# Given problem
Exactly reproduce the lines from the one containing "Output a JSON" through the last line of the data, both ends included, leaving out pictures.

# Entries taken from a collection
►
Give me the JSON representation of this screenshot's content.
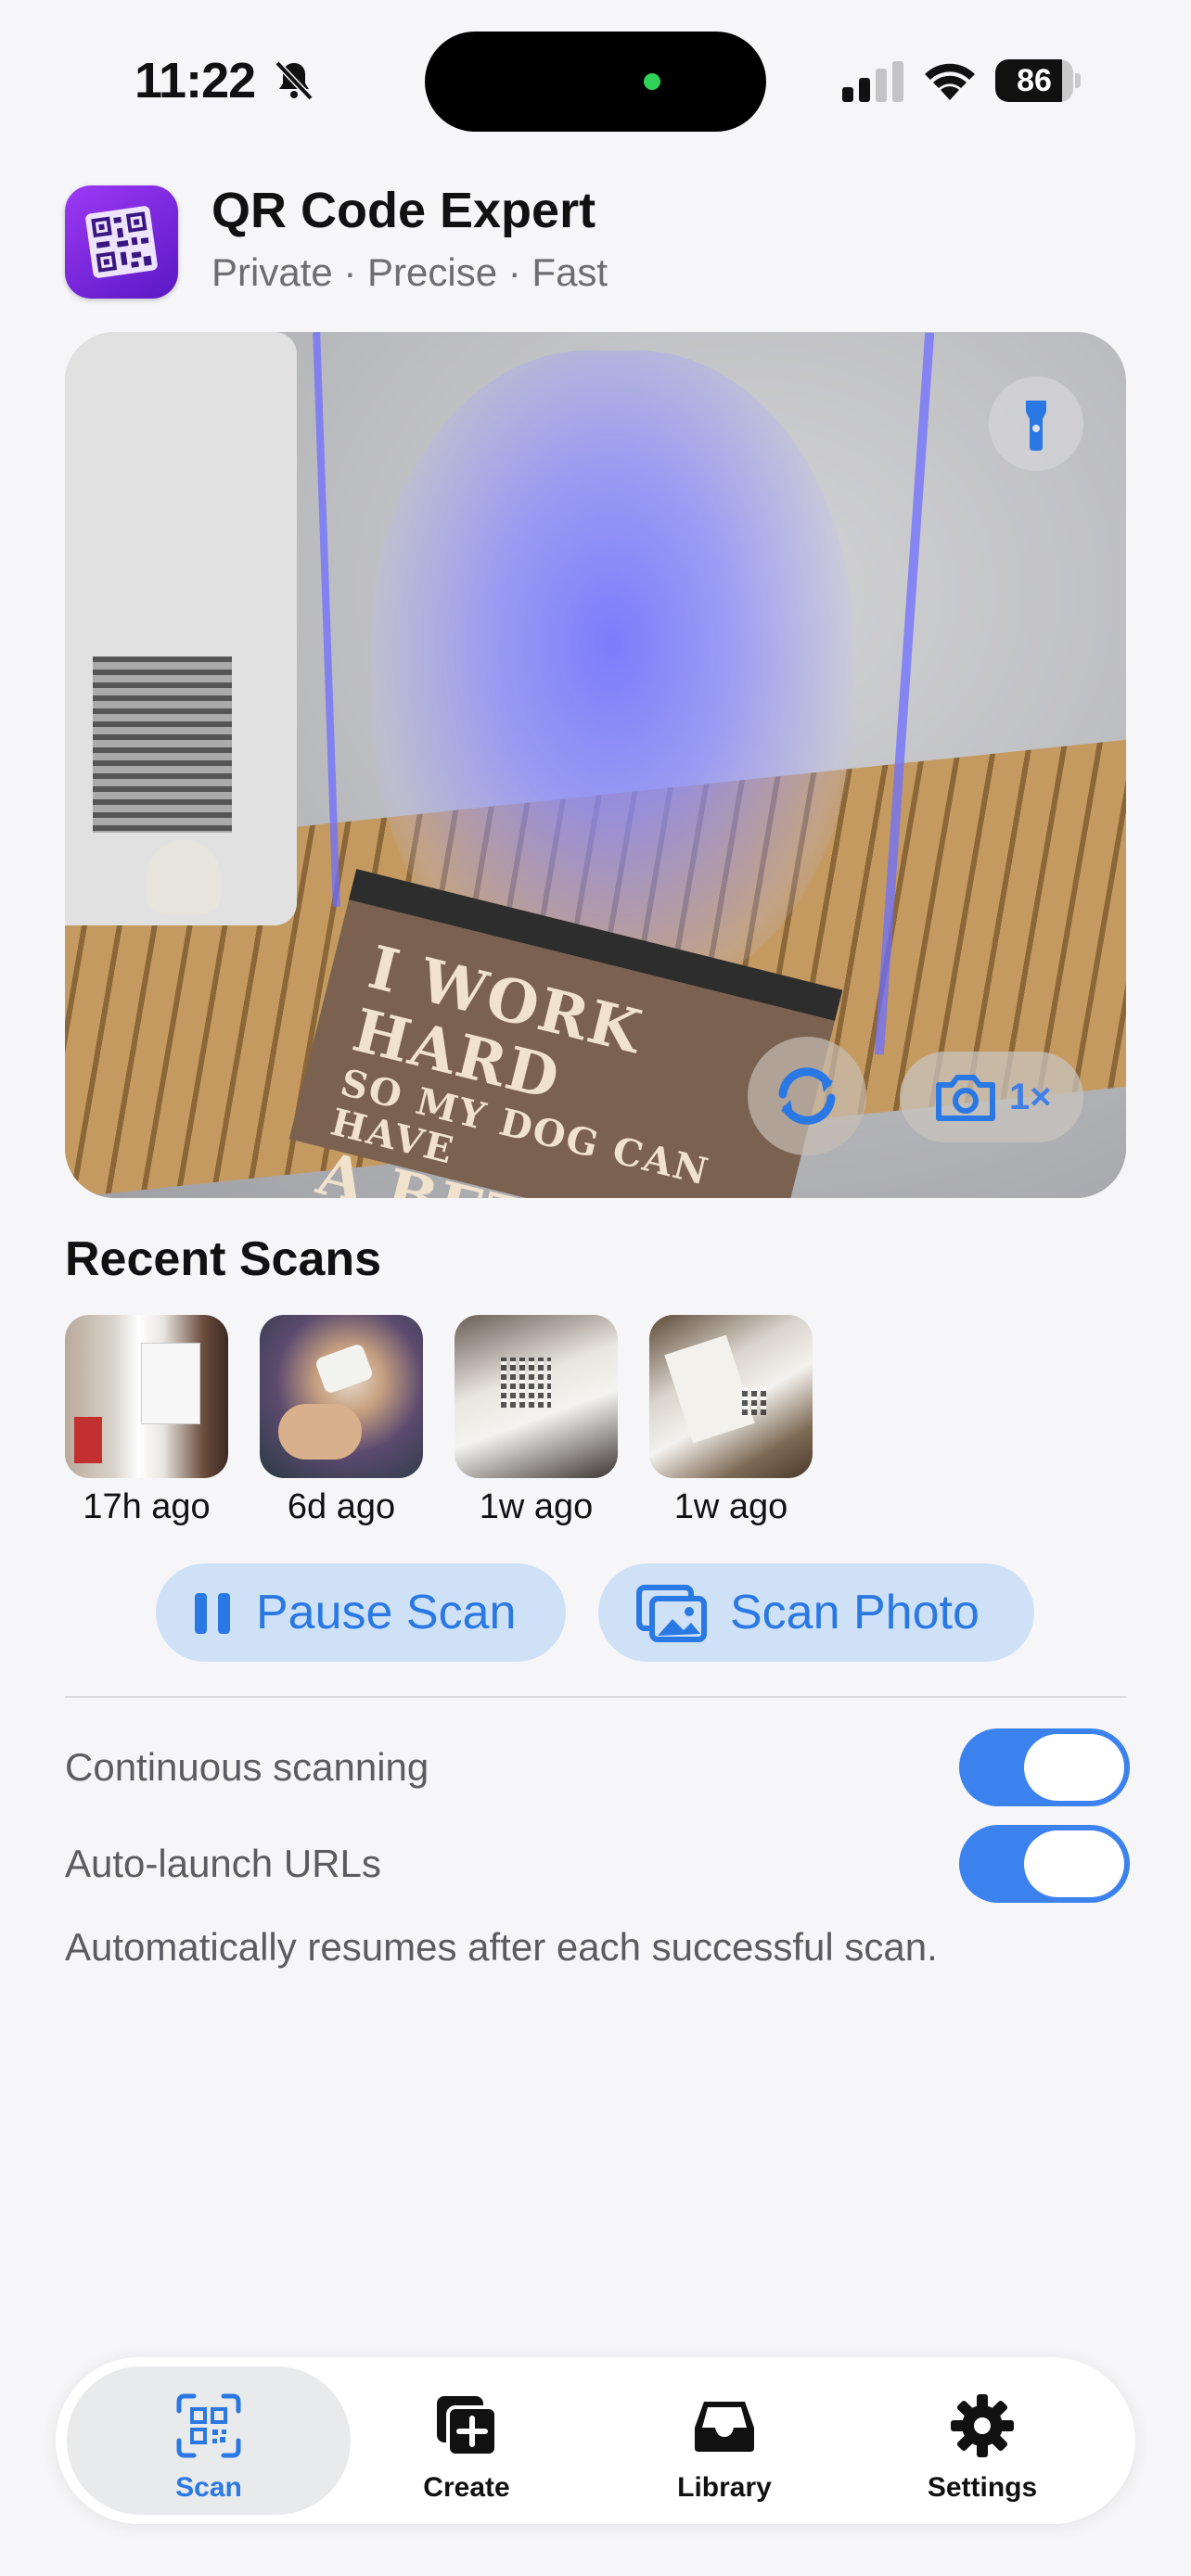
{
  "status_bar": {
    "time": "11:22",
    "battery": "86",
    "battery_level": 0.86,
    "icons": [
      "bell-slash-icon",
      "cellular-signal-icon",
      "wifi-icon",
      "battery-icon"
    ]
  },
  "header": {
    "title": "QR Code Expert",
    "subtitle": "Private · Precise · Fast",
    "icon": "app-qr-icon"
  },
  "camera": {
    "sign_lines": [
      "I WORK HARD",
      "SO MY DOG CAN HAVE",
      "A BETTER LIFE"
    ],
    "flashlight_icon": "flashlight-icon",
    "flip_icon": "camera-flip-icon",
    "zoom_label": "1×",
    "zoom_icon": "camera-icon"
  },
  "recent_scans": {
    "title": "Recent Scans",
    "items": [
      {
        "label": "17h ago"
      },
      {
        "label": "6d ago"
      },
      {
        "label": "1w ago"
      },
      {
        "label": "1w ago"
      }
    ]
  },
  "actions": {
    "pause_label": "Pause Scan",
    "photo_label": "Scan Photo"
  },
  "settings": {
    "continuous_label": "Continuous scanning",
    "continuous_on": true,
    "autolaunch_label": "Auto-launch URLs",
    "autolaunch_on": true,
    "note": "Automatically resumes after each successful scan."
  },
  "tabbar": {
    "tabs": [
      {
        "label": "Scan",
        "icon": "qr-scan-icon",
        "active": true
      },
      {
        "label": "Create",
        "icon": "plus-square-icon",
        "active": false
      },
      {
        "label": "Library",
        "icon": "tray-icon",
        "active": false
      },
      {
        "label": "Settings",
        "icon": "gear-icon",
        "active": false
      }
    ]
  },
  "colors": {
    "accent": "#2a78e4",
    "toggle_on": "#3c82ee",
    "button_bg": "#cfe1f7",
    "app_icon": "#7b2ee0"
  }
}
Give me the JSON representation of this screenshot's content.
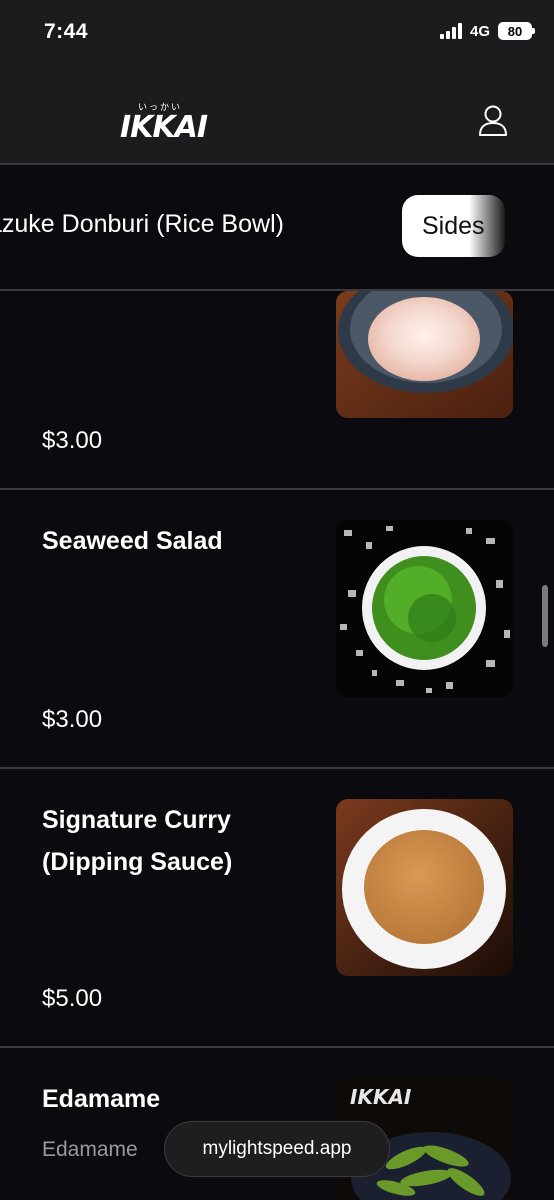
{
  "status_bar": {
    "time": "7:44",
    "network": "4G",
    "battery": "80"
  },
  "header": {
    "logo_small": "いっかい",
    "logo_main": "IKKAI"
  },
  "categories": {
    "previous": "Chazuke Donburi (Rice Bowl)",
    "previous_visible": "azuke Donburi (Rice Bowl)",
    "active": "Sides"
  },
  "menu": {
    "items": [
      {
        "name": "",
        "description": "",
        "price": "$3.00",
        "image": "onsen-egg-bowl"
      },
      {
        "name": "Seaweed Salad",
        "description": "",
        "price": "$3.00",
        "image": "seaweed-salad-bowl"
      },
      {
        "name": "Signature Curry (Dipping Sauce)",
        "description": "",
        "price": "$5.00",
        "image": "curry-sauce-bowl"
      },
      {
        "name": "Edamame",
        "description": "Edamame",
        "price": "",
        "image": "edamame-bowl"
      }
    ]
  },
  "browser": {
    "url": "mylightspeed.app"
  },
  "colors": {
    "background": "#0b0b0f",
    "header": "#1c1c1e",
    "divider": "#3a3a3c",
    "muted_text": "#9a9a9e"
  }
}
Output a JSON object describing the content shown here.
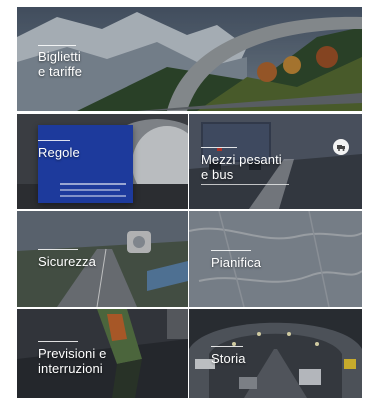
{
  "tiles": {
    "biglietti": {
      "label_line1": "Biglietti",
      "label_line2": "e tariffe"
    },
    "regole": {
      "label": "Regole"
    },
    "mezzi": {
      "label_line1": "Mezzi pesanti",
      "label_line2": "e bus"
    },
    "sicurezza": {
      "label": "Sicurezza"
    },
    "pianifica": {
      "label": "Pianifica"
    },
    "previsioni": {
      "label_line1": "Previsioni e",
      "label_line2": "interruzioni"
    },
    "storia": {
      "label": "Storia"
    }
  },
  "colors": {
    "overlay": "#14181f",
    "blue_card": "#1d3a9c",
    "text": "#ffffff"
  },
  "icons": {
    "mezzi_badge": "truck-icon"
  }
}
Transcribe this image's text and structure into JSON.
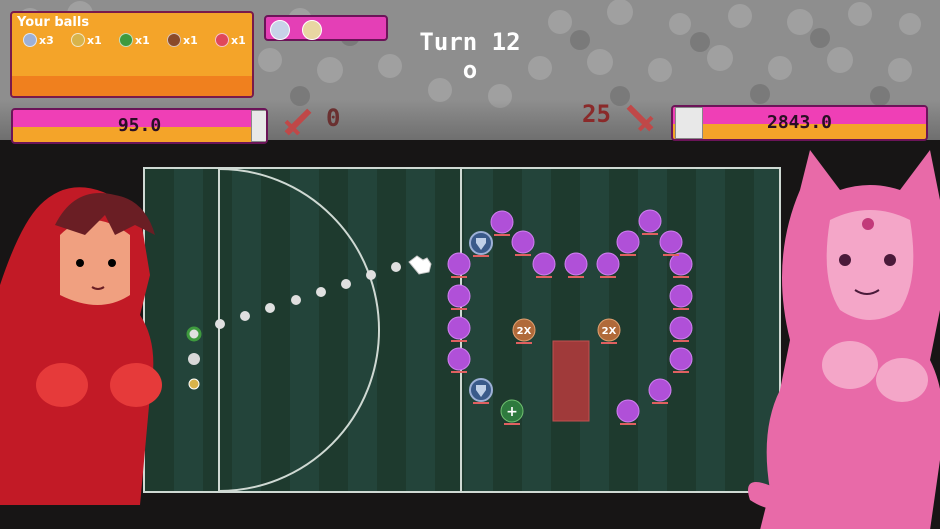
{
  "hud": {
    "balls_panel": {
      "title": "Your balls",
      "items": [
        {
          "icon": "multi-ball-icon",
          "color": "#9db0d6",
          "count": "x3"
        },
        {
          "icon": "gold-ball-icon",
          "color": "#d8b34a",
          "count": "x1"
        },
        {
          "icon": "green-ball-icon",
          "color": "#3e9a3e",
          "count": "x1"
        },
        {
          "icon": "brown-ball-icon",
          "color": "#8a4a2a",
          "count": "x1"
        },
        {
          "icon": "red-ball-icon",
          "color": "#e0475a",
          "count": "x1"
        }
      ]
    },
    "turn_label": "Turn 12",
    "turn_sub": "o",
    "player_hp": "95.0",
    "enemy_hp": "2843.0",
    "player_damage": "0",
    "enemy_damage": "25"
  },
  "field": {
    "pegs_purple_color": "#b050d8",
    "multiplier_label": "2X",
    "plus_label": "+",
    "colors": {
      "accent": "#ef3fb6",
      "bar_fill": "#f4a429",
      "field_dark": "#1e3a2e",
      "field_light": "#23443a"
    }
  }
}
◄
# Result of this exercise
Output a JSON object describing the content shown here.
{
  "tiles": {
    "biglietti": {
      "label_line1": "Biglietti",
      "label_line2": "e tariffe"
    },
    "regole": {
      "label": "Regole"
    },
    "mezzi": {
      "label_line1": "Mezzi pesanti",
      "label_line2": "e bus"
    },
    "sicurezza": {
      "label": "Sicurezza"
    },
    "pianifica": {
      "label": "Pianifica"
    },
    "previsioni": {
      "label_line1": "Previsioni e",
      "label_line2": "interruzioni"
    },
    "storia": {
      "label": "Storia"
    }
  },
  "colors": {
    "overlay": "#14181f",
    "blue_card": "#1d3a9c",
    "text": "#ffffff"
  },
  "icons": {
    "mezzi_badge": "truck-icon"
  }
}
Transcribe this image's text and structure into JSON.
{
  "hud": {
    "balls_panel": {
      "title": "Your balls",
      "items": [
        {
          "icon": "multi-ball-icon",
          "color": "#9db0d6",
          "count": "x3"
        },
        {
          "icon": "gold-ball-icon",
          "color": "#d8b34a",
          "count": "x1"
        },
        {
          "icon": "green-ball-icon",
          "color": "#3e9a3e",
          "count": "x1"
        },
        {
          "icon": "brown-ball-icon",
          "color": "#8a4a2a",
          "count": "x1"
        },
        {
          "icon": "red-ball-icon",
          "color": "#e0475a",
          "count": "x1"
        }
      ]
    },
    "turn_label": "Turn 12",
    "turn_sub": "o",
    "player_hp": "95.0",
    "enemy_hp": "2843.0",
    "player_damage": "0",
    "enemy_damage": "25"
  },
  "field": {
    "pegs_purple_color": "#b050d8",
    "multiplier_label": "2X",
    "plus_label": "+",
    "colors": {
      "accent": "#ef3fb6",
      "bar_fill": "#f4a429",
      "field_dark": "#1e3a2e",
      "field_light": "#23443a"
    }
  }
}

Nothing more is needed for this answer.